State how many lines of the records contain the string "underlying", and give no other information.
begin Excerpted records
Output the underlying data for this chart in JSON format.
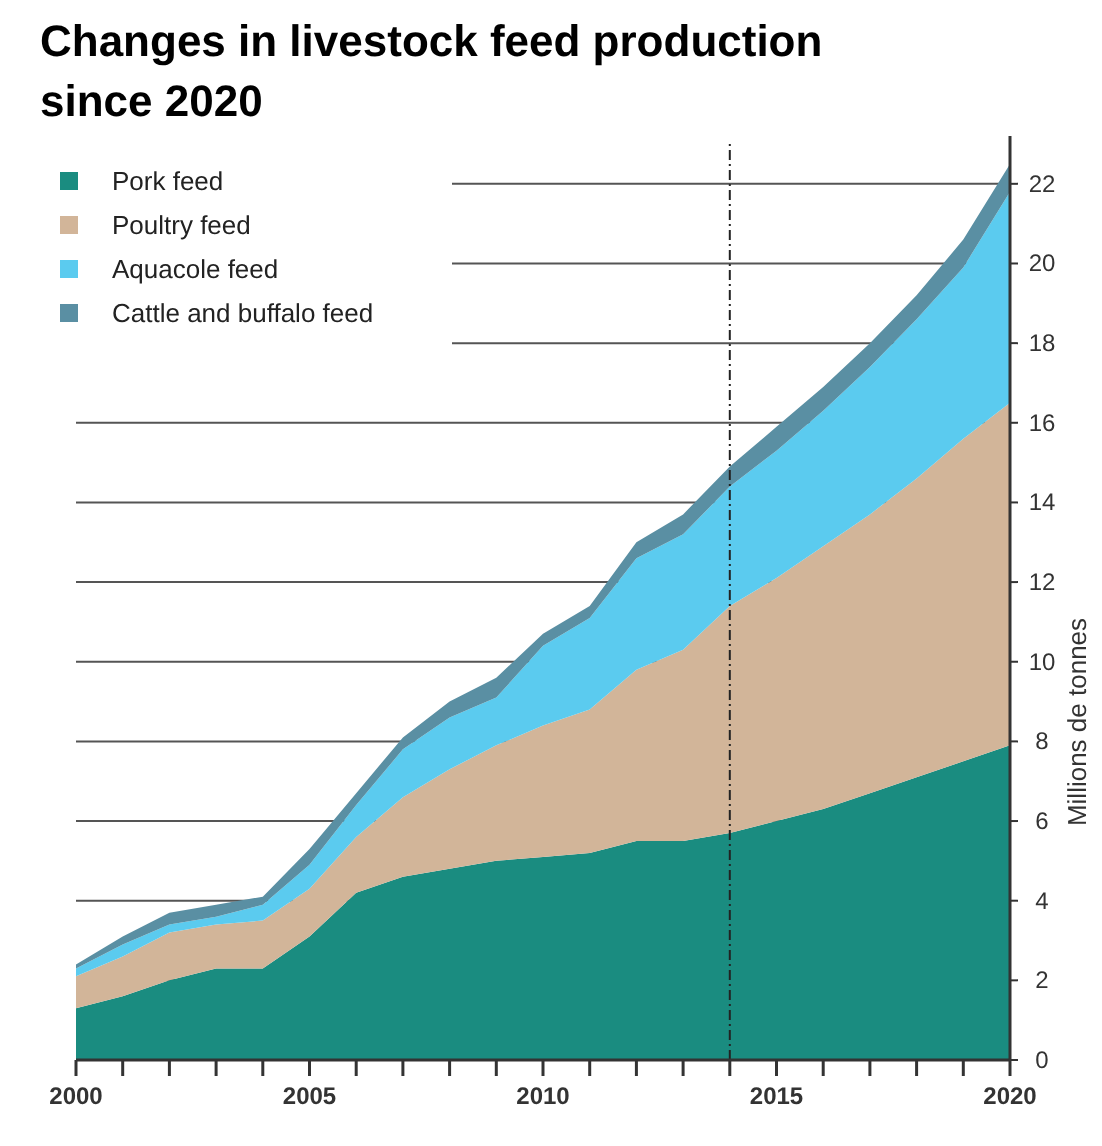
{
  "chart_data": {
    "type": "area",
    "stacked": true,
    "title": "Changes in livestock feed production since 2020",
    "ylabel": "Millions de tonnes",
    "x": [
      2000,
      2001,
      2002,
      2003,
      2004,
      2005,
      2006,
      2007,
      2008,
      2009,
      2010,
      2011,
      2012,
      2013,
      2014,
      2015,
      2016,
      2017,
      2018,
      2019,
      2020
    ],
    "series": [
      {
        "name": "Pork feed",
        "color": "#1a8c80",
        "values": [
          1.3,
          1.6,
          2.0,
          2.3,
          2.3,
          3.1,
          4.2,
          4.6,
          4.8,
          5.0,
          5.1,
          5.2,
          5.5,
          5.5,
          5.7,
          6.0,
          6.3,
          6.7,
          7.1,
          7.5,
          7.9
        ]
      },
      {
        "name": "Poultry feed",
        "color": "#d2b599",
        "values": [
          0.8,
          1.0,
          1.2,
          1.1,
          1.2,
          1.2,
          1.4,
          2.0,
          2.5,
          2.9,
          3.3,
          3.6,
          4.3,
          4.8,
          5.7,
          6.1,
          6.6,
          7.0,
          7.5,
          8.1,
          8.6
        ]
      },
      {
        "name": "Aquacole feed",
        "color": "#5bcbef",
        "values": [
          0.2,
          0.3,
          0.2,
          0.2,
          0.4,
          0.6,
          0.8,
          1.2,
          1.3,
          1.2,
          2.0,
          2.3,
          2.8,
          2.9,
          3.0,
          3.2,
          3.4,
          3.7,
          4.0,
          4.3,
          5.3
        ]
      },
      {
        "name": "Cattle and buffalo feed",
        "color": "#5a8fa3",
        "values": [
          0.1,
          0.2,
          0.3,
          0.3,
          0.2,
          0.4,
          0.3,
          0.3,
          0.4,
          0.5,
          0.3,
          0.3,
          0.4,
          0.5,
          0.5,
          0.6,
          0.6,
          0.6,
          0.6,
          0.7,
          0.7
        ]
      }
    ],
    "xlim": [
      2000,
      2020
    ],
    "xticks": [
      2000,
      {
        "value": 2001,
        "label": null
      },
      {
        "value": 2002,
        "label": null
      },
      {
        "value": 2003,
        "label": null
      },
      {
        "value": 2004,
        "label": null
      },
      2005,
      {
        "value": 2006,
        "label": null
      },
      {
        "value": 2007,
        "label": null
      },
      {
        "value": 2008,
        "label": null
      },
      {
        "value": 2009,
        "label": null
      },
      2010,
      {
        "value": 2011,
        "label": null
      },
      {
        "value": 2012,
        "label": null
      },
      {
        "value": 2013,
        "label": null
      },
      {
        "value": 2014,
        "label": null
      },
      2015,
      {
        "value": 2016,
        "label": null
      },
      {
        "value": 2017,
        "label": null
      },
      {
        "value": 2018,
        "label": null
      },
      {
        "value": 2019,
        "label": null
      },
      2020
    ],
    "ylim": [
      0,
      23
    ],
    "yticks": [
      0,
      2,
      4,
      6,
      8,
      10,
      12,
      14,
      16,
      18,
      20,
      22
    ],
    "grid": "y",
    "legend": "top left",
    "ref_lines": [
      {
        "axis": "x",
        "value": 2014,
        "line_style": "dashed",
        "color": "#222222"
      }
    ]
  }
}
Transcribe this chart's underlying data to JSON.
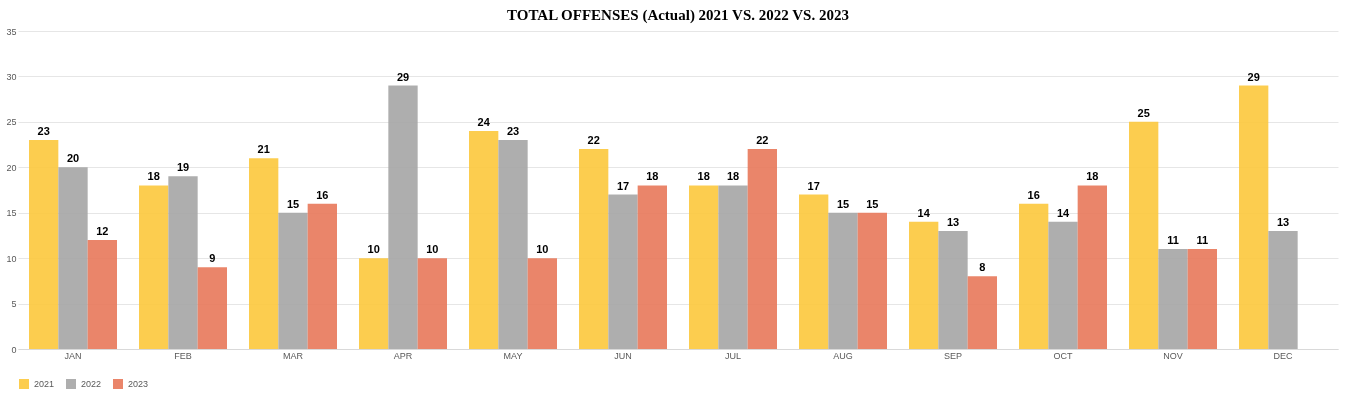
{
  "chart_data": {
    "type": "bar",
    "title": "TOTAL OFFENSES (Actual) 2021 VS. 2022 VS. 2023",
    "categories": [
      "JAN",
      "FEB",
      "MAR",
      "APR",
      "MAY",
      "JUN",
      "JUL",
      "AUG",
      "SEP",
      "OCT",
      "NOV",
      "DEC"
    ],
    "series": [
      {
        "name": "2021",
        "color": "#fcc83c",
        "values": [
          23,
          18,
          21,
          10,
          24,
          22,
          18,
          17,
          14,
          16,
          25,
          29
        ]
      },
      {
        "name": "2022",
        "color": "#a5a5a5",
        "values": [
          20,
          19,
          15,
          29,
          23,
          17,
          18,
          15,
          13,
          14,
          11,
          13
        ]
      },
      {
        "name": "2023",
        "color": "#e8785a",
        "values": [
          12,
          9,
          16,
          10,
          10,
          18,
          22,
          15,
          8,
          18,
          11,
          null
        ]
      }
    ],
    "ylim": [
      0,
      35
    ],
    "yticks": [
      0,
      5,
      10,
      15,
      20,
      25,
      30,
      35
    ],
    "grid": "y",
    "legend": "bottom",
    "data_labels": true
  }
}
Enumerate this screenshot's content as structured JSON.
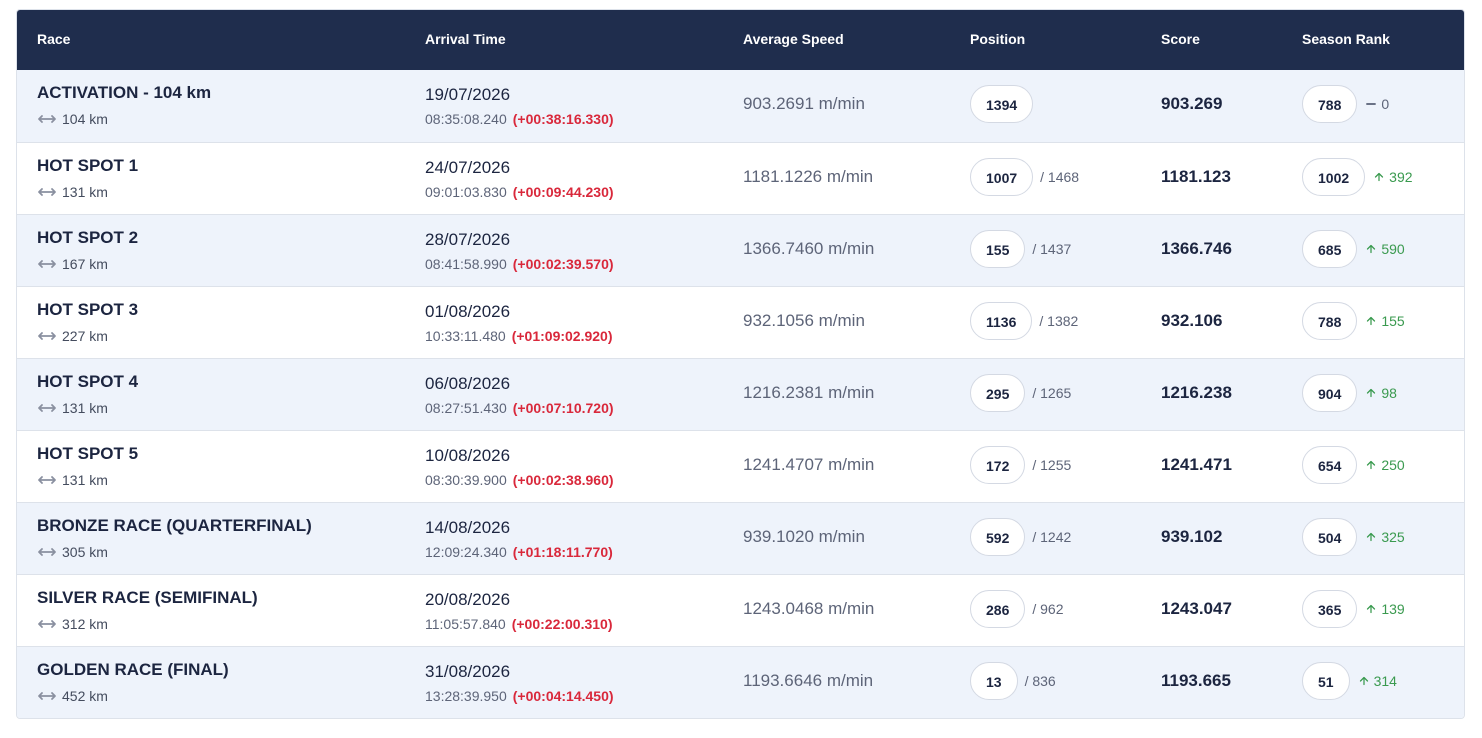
end Excerpted records
Result. 2